• **Exercise**:
Convert every line of the items below into a JSON list of strings, one string per line, leaving out any blank lines.

• **Material for the task**:

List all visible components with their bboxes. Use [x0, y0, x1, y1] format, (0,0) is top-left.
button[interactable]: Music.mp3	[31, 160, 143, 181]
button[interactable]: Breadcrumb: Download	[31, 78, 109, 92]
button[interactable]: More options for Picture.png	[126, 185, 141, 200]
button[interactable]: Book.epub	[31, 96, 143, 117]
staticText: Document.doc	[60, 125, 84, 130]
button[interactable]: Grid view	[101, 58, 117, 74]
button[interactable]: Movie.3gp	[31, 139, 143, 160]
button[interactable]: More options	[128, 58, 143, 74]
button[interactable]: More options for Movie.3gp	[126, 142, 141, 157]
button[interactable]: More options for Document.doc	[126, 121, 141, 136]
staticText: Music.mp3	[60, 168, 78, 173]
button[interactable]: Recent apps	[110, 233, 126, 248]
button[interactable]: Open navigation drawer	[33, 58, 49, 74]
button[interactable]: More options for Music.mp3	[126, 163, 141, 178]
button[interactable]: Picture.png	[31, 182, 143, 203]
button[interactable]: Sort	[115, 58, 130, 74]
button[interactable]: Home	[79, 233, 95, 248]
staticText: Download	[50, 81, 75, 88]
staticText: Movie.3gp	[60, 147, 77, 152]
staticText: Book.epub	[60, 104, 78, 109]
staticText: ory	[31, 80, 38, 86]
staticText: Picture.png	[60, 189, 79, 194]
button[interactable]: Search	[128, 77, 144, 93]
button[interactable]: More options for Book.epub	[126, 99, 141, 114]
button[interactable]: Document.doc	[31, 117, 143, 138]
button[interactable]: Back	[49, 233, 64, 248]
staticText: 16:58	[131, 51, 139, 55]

• **Answer to the problem**:
[
  "List all visible components with their bboxes. Use [x0, y0, x1, y1] format, (0,0) is top-left.",
  "button[interactable]: Music.mp3\t[31, 160, 143, 181]",
  "button[interactable]: Breadcrumb: Download\t[31, 78, 109, 92]",
  "button[interactable]: More options for Picture.png\t[126, 185, 141, 200]",
  "button[interactable]: Book.epub\t[31, 96, 143, 117]",
  "staticText: Document.doc\t[60, 125, 84, 130]",
  "button[interactable]: Grid view\t[101, 58, 117, 74]",
  "button[interactable]: Movie.3gp\t[31, 139, 143, 160]",
  "button[interactable]: More options\t[128, 58, 143, 74]",
  "button[interactable]: More options for Movie.3gp\t[126, 142, 141, 157]",
  "button[interactable]: More options for Document.doc\t[126, 121, 141, 136]",
  "staticText: Music.mp3\t[60, 168, 78, 173]",
  "button[interactable]: Recent apps\t[110, 233, 126, 248]",
  "button[interactable]: Open navigation drawer\t[33, 58, 49, 74]",
  "button[interactable]: More options for Music.mp3\t[126, 163, 141, 178]",
  "button[interactable]: Picture.png\t[31, 182, 143, 203]",
  "button[interactable]: Sort\t[115, 58, 130, 74]",
  "button[interactable]: Home\t[79, 233, 95, 248]",
  "staticText: Download\t[50, 81, 75, 88]",
  "staticText: Movie.3gp\t[60, 147, 77, 152]",
  "staticText: Book.epub\t[60, 104, 78, 109]",
  "staticText: ory\t[31, 80, 38, 86]",
  "staticText: Picture.png\t[60, 189, 79, 194]",
  "button[interactable]: Search\t[128, 77, 144, 93]",
  "button[interactable]: More options for Book.epub\t[126, 99, 141, 114]",
  "button[interactable]: Document.doc\t[31, 117, 143, 138]",
  "button[interactable]: Back\t[49, 233, 64, 248]",
  "staticText: 16:58\t[131, 51, 139, 55]"
]